(Beginning of Excerpted passage)

New and Reemerging Infectious Diseases

Roberto DocampoComments to Author 
Author affiliation: University of Illinois at Urbana-Champaign, Urbana, Illinois, USA

Suggested citation for this article

The Sixth Annual Conference on New and Reemerging Infectious Diseases was hosted April 24–25, 2003, by the Center for Zoonoses Research and the College of Veterinary Medicine, University of Illinois at Urbana-Champaign (UIUC). The conference featured seven speakers and 27 poster presentations.

(End of Excerpted passage)
(Beginning of Provided material)

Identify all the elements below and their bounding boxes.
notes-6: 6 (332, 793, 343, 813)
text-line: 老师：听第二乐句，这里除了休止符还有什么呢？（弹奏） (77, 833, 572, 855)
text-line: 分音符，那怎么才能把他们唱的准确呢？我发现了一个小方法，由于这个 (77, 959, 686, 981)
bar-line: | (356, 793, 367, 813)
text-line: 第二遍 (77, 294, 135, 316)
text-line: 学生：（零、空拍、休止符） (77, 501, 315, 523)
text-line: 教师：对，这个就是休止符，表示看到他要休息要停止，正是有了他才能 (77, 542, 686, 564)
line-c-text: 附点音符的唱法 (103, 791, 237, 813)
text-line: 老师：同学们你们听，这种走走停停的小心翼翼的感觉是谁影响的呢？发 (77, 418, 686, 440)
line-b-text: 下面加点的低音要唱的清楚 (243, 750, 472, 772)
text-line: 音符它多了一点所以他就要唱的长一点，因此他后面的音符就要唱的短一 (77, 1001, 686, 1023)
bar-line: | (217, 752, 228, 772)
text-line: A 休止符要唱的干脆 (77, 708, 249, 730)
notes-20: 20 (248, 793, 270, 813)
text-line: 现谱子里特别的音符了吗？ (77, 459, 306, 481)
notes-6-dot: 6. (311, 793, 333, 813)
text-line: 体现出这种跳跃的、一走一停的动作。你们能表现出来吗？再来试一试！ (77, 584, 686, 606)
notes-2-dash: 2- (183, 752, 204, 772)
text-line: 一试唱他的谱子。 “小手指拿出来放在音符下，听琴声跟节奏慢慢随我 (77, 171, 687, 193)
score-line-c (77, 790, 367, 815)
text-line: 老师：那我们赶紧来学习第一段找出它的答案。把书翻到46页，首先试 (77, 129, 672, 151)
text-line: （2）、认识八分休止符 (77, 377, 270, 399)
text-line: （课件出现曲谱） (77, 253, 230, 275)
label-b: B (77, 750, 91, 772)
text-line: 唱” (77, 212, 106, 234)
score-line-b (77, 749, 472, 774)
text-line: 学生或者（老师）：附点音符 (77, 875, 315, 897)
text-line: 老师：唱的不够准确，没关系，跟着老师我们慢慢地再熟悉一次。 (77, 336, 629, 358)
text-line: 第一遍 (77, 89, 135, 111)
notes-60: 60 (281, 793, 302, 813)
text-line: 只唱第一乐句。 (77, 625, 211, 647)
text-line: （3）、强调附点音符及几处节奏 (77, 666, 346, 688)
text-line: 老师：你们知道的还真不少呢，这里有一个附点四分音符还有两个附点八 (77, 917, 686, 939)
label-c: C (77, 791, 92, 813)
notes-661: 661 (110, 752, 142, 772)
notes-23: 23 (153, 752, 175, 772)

(End of Provided material)

Questions on the material:
(1) Answer these questions about the conference report:
(a) Which university is the author affiliated with?
(b) On what dates in 2003 was the conference hosted?
(c) How many poster presentations did the conference feature?
(2) List every number written in digits in the conference report's paragraph about the Sixth Annual Conference.
(3) Continue the conference report from its last sentence.

Responses to the exercise:
(1)
(a) The University of Illinois at Urbana-Champaign.
(b) April 24–25, 2003.
(c) 27.

(2) 24, 25, 2003, 27

(3)
Smallpox

Bertram L. Jacobs (Arizona State University, Tempe, AZ) opened the conference with a presentation on smallpox, one of the most devastating diseases known to humankind. Smallpox was eradicated from the wild in the 1970s, although the potential use of Variola virus as a bioterrorism agent makes it still of great concern. Dr. Jacobs described Vaccinia viruses deficient in E3L, a regulator of the cellular antiviral response and noted their potential for the production of improved vaccines. He also showed that double-stranded (ds)RNA- and ZDNA binding proteins had a role in poxvirus pathogenesis. In the poster section, Joanna Shisler (University of Illinois at Urbana-Champaign [UIUC], Urbana) reported that the modified virus, Ankara, activates nuclear factor κB through the mitogen-activated protein kinase, extracellular signal–regulated kinase (MEK)/extracellular signal–regulated kinase (ERK) pathway, possibly facilitating the host immune response. This virus was used to vaccinate 100,000 people, with no reported complications, at the end of the global smallpox vaccination campaign led by the World Health Organization in the 1970s.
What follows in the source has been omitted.